INSTRUCTIONS TO FOLLOW: Gather up the lines that contain "text".

[Dataset rows about figures]
═══

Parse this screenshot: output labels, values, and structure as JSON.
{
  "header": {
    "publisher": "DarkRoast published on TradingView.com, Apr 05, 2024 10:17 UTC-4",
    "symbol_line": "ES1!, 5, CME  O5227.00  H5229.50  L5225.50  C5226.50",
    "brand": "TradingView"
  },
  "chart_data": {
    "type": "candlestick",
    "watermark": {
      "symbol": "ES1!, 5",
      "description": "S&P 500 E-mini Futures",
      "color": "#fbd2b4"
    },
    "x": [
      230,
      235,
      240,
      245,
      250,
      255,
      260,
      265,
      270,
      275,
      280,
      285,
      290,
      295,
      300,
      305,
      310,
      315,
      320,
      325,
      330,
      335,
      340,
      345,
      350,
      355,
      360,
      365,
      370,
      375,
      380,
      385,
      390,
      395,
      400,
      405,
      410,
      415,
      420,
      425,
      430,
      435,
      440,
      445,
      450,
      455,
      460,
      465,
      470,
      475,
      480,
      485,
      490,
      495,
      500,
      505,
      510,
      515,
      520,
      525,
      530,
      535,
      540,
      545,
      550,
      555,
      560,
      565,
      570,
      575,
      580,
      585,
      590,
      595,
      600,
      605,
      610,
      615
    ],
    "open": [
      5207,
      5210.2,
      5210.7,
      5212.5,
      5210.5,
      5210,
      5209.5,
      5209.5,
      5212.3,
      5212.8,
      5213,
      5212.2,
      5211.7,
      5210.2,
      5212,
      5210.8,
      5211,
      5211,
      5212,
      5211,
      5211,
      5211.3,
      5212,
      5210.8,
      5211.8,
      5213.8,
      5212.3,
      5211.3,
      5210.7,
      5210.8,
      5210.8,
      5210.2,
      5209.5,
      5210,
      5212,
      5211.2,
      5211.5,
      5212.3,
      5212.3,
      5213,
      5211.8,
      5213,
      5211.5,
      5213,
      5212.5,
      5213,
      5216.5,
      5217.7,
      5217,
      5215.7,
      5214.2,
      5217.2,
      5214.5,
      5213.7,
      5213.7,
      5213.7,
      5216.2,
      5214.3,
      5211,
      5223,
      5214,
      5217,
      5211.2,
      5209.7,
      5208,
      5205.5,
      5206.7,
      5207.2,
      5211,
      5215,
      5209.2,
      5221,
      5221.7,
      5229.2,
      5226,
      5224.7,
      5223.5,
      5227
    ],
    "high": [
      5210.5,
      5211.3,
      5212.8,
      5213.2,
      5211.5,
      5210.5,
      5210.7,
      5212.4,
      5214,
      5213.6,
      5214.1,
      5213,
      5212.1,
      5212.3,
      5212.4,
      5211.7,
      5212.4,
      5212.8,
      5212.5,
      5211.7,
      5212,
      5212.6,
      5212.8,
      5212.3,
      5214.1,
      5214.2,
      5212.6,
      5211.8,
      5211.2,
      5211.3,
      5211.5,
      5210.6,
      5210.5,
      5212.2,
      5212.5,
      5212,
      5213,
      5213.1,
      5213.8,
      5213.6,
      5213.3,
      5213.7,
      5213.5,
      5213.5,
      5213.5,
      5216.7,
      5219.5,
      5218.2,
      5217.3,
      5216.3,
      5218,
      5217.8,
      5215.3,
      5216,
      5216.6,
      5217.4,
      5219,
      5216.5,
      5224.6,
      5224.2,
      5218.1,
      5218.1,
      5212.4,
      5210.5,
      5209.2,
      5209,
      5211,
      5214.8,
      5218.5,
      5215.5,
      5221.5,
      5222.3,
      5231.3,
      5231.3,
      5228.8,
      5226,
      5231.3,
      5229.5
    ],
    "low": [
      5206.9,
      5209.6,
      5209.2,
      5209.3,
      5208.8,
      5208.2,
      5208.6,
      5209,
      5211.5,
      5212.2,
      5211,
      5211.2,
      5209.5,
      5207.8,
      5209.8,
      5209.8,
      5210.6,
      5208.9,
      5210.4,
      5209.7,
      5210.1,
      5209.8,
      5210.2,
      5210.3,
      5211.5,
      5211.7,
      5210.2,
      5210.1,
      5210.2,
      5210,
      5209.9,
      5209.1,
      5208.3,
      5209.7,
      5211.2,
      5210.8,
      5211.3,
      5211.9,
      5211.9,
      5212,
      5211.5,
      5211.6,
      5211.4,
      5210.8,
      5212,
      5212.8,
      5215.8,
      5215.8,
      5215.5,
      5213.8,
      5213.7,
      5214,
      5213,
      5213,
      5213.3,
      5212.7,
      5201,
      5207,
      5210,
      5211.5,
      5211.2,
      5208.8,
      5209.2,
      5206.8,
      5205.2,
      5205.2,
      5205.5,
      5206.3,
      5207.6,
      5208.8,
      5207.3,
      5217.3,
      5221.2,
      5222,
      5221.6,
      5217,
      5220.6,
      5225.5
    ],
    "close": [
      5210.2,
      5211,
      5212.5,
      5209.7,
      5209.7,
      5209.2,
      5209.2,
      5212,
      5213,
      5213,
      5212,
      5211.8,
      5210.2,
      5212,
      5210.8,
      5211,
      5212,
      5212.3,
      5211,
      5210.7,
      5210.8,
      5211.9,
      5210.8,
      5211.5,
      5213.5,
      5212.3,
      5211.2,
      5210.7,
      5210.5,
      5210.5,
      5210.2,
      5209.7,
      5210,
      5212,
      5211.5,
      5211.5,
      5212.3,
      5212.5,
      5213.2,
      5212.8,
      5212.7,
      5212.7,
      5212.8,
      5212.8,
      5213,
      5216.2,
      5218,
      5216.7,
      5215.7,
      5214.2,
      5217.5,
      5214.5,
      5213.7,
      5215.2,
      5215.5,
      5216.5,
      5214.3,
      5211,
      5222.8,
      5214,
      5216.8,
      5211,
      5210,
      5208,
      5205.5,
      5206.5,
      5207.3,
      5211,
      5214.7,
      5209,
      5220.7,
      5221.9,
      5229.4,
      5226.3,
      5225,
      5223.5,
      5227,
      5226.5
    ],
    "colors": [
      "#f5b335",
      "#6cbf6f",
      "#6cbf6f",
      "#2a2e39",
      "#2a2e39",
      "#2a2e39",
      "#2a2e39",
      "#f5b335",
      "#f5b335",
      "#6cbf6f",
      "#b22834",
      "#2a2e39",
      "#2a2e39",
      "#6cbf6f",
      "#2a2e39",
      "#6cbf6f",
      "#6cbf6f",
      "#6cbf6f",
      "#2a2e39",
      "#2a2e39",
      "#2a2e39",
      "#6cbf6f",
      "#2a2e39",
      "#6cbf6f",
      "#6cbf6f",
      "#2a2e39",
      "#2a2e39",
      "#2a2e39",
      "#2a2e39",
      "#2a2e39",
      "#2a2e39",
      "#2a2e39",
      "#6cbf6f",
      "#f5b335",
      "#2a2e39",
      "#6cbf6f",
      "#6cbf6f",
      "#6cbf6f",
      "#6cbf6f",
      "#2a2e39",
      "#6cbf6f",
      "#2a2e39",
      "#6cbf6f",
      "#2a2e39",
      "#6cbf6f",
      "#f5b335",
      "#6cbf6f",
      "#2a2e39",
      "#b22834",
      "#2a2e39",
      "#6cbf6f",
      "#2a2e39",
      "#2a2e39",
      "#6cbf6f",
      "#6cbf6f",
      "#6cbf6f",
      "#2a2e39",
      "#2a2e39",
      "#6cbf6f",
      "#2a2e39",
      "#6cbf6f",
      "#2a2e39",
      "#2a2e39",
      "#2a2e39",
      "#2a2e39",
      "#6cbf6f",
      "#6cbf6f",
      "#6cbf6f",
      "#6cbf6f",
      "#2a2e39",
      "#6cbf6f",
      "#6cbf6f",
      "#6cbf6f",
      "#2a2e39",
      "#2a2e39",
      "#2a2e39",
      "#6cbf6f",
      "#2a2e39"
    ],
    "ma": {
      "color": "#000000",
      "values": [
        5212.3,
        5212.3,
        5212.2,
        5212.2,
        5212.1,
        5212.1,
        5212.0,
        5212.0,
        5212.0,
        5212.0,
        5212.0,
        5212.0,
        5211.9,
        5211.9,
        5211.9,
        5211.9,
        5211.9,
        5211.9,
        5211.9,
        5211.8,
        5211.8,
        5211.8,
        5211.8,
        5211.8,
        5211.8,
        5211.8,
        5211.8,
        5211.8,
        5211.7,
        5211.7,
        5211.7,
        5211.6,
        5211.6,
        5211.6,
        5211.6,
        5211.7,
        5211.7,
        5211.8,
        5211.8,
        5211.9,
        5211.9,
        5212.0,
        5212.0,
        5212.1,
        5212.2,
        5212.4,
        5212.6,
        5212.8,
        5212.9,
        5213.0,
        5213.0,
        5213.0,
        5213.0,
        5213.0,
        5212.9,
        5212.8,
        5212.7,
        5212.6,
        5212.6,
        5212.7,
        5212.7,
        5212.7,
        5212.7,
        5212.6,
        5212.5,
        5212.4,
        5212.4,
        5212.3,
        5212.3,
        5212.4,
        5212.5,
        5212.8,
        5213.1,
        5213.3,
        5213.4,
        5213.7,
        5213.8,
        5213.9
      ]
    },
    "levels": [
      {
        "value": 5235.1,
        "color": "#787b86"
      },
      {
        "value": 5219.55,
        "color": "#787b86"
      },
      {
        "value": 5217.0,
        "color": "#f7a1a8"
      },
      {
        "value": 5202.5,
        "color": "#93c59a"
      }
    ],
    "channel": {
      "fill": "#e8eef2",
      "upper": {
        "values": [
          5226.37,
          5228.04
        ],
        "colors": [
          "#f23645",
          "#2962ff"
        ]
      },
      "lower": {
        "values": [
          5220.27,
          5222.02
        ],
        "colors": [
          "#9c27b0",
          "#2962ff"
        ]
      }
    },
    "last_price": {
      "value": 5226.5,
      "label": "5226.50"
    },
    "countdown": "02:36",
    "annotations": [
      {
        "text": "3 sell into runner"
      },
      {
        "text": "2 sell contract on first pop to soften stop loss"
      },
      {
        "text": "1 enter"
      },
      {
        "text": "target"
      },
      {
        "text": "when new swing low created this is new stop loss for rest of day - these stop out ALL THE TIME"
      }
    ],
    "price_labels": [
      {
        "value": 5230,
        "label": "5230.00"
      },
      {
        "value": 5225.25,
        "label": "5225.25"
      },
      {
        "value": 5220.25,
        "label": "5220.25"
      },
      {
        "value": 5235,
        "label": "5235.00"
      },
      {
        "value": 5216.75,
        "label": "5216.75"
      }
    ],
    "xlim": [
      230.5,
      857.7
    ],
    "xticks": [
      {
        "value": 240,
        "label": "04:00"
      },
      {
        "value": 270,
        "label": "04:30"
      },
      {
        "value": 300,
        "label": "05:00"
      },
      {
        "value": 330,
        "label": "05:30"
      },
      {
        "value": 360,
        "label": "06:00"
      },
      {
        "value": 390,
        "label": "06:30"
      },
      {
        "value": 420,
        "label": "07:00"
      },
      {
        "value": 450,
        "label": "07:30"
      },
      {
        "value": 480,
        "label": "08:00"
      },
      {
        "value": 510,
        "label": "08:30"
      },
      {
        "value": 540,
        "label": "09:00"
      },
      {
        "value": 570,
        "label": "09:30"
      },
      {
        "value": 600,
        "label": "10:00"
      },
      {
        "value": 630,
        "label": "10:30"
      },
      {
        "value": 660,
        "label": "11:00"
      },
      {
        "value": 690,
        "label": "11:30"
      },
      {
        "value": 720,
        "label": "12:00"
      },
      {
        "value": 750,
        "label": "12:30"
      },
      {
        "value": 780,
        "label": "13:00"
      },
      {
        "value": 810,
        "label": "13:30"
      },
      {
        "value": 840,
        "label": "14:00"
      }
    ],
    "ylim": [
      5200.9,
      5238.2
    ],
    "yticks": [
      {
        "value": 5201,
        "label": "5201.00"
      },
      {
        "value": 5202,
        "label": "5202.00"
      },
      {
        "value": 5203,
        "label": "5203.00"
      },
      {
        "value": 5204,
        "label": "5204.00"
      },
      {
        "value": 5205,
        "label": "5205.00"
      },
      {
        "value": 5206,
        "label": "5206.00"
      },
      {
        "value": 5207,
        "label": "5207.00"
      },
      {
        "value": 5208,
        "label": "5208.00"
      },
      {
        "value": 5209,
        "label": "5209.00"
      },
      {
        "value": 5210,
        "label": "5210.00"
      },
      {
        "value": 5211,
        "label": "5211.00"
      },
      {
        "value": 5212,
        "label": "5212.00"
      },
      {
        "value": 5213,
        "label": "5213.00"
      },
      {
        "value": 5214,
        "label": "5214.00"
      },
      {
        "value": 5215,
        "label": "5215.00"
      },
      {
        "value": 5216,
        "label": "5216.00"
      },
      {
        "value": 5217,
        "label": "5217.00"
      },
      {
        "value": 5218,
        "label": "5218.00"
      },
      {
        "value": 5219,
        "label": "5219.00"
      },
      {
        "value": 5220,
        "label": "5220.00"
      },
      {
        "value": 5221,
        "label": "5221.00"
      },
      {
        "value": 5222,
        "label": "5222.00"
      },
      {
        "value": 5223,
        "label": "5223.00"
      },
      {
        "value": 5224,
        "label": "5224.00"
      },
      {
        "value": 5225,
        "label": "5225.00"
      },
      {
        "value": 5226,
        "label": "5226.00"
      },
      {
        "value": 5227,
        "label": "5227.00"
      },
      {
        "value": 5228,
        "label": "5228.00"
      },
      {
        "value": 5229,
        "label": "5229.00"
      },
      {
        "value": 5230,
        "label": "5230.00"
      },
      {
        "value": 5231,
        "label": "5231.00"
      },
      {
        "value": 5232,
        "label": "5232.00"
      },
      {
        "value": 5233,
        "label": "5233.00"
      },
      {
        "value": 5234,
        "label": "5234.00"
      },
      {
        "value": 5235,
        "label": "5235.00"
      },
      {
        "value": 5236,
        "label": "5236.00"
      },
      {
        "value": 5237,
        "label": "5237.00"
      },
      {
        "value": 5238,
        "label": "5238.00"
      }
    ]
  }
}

═══

SOLUTION:
        "text": "3 sell into runner"
        "text": "2 sell contract on first pop to soften stop loss"
        "text": "1 enter"
        "text": "target"
        "text": "when new swing low created this is new stop loss for rest of day - these stop out ALL THE TIME"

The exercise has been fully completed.